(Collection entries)
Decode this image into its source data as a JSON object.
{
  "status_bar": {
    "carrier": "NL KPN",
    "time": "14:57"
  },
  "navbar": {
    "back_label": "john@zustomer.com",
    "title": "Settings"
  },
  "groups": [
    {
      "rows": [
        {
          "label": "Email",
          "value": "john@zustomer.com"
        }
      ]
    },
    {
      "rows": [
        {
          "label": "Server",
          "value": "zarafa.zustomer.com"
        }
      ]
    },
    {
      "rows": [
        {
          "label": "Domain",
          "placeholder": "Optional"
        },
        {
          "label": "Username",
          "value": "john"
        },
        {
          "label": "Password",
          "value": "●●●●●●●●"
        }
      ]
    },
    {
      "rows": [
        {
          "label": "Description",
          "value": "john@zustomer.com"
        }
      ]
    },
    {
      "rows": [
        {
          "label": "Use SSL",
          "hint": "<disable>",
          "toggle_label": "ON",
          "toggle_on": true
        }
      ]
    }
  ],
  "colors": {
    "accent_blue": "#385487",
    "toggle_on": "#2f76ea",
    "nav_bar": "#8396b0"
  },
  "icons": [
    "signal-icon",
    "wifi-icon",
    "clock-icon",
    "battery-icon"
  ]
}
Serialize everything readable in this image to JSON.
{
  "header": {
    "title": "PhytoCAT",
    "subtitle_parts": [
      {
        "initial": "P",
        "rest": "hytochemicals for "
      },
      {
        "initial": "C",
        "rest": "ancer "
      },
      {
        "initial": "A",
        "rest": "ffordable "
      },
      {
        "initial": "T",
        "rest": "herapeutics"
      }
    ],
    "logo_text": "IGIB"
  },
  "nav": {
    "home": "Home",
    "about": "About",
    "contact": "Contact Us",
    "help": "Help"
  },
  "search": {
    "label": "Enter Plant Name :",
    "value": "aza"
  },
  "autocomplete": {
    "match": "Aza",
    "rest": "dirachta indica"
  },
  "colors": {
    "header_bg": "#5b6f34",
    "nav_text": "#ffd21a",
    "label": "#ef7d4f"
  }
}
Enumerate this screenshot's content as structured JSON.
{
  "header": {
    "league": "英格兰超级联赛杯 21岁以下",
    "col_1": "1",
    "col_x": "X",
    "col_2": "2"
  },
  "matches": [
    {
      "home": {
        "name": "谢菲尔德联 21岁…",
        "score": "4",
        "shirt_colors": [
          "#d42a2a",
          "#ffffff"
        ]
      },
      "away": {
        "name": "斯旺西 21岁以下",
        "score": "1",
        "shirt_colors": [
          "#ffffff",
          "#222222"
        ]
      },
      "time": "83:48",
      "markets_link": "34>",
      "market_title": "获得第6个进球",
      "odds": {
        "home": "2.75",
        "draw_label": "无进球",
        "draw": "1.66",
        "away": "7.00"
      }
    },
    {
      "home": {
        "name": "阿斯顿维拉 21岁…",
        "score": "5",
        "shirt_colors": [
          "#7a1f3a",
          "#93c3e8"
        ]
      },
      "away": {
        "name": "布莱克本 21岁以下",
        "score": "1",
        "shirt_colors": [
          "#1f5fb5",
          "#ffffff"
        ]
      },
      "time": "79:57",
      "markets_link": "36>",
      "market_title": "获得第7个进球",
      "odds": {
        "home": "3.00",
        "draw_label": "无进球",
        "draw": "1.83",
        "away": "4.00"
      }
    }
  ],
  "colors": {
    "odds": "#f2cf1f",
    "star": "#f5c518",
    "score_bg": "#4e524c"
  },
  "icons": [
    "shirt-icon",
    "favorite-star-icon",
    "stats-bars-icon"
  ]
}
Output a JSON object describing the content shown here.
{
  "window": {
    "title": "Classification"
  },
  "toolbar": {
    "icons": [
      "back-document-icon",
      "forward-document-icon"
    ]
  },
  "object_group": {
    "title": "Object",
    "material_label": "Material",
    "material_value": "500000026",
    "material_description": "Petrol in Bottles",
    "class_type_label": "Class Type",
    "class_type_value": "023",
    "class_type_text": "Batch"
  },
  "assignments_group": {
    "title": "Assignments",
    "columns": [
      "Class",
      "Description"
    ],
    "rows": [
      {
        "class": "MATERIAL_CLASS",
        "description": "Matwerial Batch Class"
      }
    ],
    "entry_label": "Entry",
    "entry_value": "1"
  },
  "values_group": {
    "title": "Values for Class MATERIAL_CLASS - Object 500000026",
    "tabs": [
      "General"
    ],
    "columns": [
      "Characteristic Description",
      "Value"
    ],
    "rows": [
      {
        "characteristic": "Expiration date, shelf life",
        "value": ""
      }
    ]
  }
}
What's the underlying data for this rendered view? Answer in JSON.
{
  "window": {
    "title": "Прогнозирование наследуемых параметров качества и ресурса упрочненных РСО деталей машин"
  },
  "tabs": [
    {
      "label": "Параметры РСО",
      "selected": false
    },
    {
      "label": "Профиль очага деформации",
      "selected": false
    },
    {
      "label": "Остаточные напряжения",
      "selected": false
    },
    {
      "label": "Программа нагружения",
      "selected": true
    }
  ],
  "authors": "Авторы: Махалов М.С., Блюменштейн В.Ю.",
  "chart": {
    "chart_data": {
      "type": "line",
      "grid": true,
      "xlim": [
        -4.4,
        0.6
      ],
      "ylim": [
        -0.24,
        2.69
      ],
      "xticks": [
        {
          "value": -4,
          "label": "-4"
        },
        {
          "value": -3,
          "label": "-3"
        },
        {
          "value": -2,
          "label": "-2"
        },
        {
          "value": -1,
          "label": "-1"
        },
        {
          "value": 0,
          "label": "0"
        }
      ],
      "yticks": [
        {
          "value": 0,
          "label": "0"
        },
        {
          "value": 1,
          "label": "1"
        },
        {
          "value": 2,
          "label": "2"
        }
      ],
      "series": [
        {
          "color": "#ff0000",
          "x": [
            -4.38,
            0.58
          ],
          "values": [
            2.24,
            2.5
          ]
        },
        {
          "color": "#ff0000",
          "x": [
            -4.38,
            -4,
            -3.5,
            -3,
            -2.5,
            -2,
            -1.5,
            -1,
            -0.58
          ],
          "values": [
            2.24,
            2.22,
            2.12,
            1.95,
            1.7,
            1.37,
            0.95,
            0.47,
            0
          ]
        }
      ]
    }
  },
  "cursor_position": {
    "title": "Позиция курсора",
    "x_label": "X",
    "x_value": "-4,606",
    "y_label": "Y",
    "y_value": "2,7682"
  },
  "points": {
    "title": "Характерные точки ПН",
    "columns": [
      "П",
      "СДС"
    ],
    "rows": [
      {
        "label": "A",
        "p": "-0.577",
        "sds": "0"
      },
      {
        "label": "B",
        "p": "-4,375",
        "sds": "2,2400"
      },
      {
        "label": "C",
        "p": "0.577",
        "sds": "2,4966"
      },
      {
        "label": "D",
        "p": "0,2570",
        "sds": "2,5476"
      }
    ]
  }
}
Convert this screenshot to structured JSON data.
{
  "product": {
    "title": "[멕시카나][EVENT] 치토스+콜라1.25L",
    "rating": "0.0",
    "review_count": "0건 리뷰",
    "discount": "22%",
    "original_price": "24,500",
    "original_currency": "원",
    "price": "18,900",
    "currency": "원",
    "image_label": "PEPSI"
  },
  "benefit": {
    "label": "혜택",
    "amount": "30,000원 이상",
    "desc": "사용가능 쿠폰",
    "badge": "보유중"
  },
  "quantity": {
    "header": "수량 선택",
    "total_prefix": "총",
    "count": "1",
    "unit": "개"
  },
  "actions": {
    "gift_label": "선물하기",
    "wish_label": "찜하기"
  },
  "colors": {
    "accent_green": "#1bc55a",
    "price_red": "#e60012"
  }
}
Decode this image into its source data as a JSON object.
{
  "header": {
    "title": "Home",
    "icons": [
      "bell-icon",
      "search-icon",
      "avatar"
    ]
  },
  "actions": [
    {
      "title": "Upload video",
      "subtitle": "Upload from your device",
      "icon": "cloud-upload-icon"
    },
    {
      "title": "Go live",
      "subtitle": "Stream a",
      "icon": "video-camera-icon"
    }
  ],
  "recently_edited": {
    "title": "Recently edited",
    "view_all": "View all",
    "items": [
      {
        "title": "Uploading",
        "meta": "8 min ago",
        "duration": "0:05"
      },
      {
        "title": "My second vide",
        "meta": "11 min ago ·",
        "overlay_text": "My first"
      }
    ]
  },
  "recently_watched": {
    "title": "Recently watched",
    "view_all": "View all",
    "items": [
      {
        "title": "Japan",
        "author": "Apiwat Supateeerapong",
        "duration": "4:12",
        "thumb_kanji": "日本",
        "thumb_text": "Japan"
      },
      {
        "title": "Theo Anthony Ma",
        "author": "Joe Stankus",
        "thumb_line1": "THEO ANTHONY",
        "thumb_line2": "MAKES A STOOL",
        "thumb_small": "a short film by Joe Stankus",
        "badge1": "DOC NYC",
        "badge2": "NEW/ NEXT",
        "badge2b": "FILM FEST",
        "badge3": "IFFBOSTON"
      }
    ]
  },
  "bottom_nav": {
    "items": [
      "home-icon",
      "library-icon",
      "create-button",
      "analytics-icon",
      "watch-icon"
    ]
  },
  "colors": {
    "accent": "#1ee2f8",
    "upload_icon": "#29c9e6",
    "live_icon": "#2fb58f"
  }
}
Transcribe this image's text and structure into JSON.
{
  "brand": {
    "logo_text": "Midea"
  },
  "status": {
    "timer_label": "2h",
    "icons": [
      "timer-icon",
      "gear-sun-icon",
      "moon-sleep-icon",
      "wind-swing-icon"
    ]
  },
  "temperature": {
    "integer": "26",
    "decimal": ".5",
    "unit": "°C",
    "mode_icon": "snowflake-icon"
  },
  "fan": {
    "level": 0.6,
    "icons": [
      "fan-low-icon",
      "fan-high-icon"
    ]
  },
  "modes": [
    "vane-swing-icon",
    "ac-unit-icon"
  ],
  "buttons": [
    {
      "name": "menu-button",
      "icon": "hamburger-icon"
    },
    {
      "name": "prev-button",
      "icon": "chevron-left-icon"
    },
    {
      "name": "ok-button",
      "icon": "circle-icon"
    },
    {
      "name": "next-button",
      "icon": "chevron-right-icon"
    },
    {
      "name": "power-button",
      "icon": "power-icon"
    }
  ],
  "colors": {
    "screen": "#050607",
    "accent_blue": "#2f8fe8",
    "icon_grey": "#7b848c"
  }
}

## Exercise requirements
Begin at the line containing "Transcribe this image's" and reproduce each line through the end of the records above.

## Task output
Transcribe this image's text and structure into JSON.
{
  "brand": {
    "logo_text": "Midea"
  },
  "status": {
    "timer_label": "2h",
    "icons": [
      "timer-icon",
      "gear-sun-icon",
      "moon-sleep-icon",
      "wind-swing-icon"
    ]
  },
  "temperature": {
    "integer": "26",
    "decimal": ".5",
    "unit": "°C",
    "mode_icon": "snowflake-icon"
  },
  "fan": {
    "level": 0.6,
    "icons": [
      "fan-low-icon",
      "fan-high-icon"
    ]
  },
  "modes": [
    "vane-swing-icon",
    "ac-unit-icon"
  ],
  "buttons": [
    {
      "name": "menu-button",
      "icon": "hamburger-icon"
    },
    {
      "name": "prev-button",
      "icon": "chevron-left-icon"
    },
    {
      "name": "ok-button",
      "icon": "circle-icon"
    },
    {
      "name": "next-button",
      "icon": "chevron-right-icon"
    },
    {
      "name": "power-button",
      "icon": "power-icon"
    }
  ],
  "colors": {
    "screen": "#050607",
    "accent_blue": "#2f8fe8",
    "icon_grey": "#7b848c"
  }
}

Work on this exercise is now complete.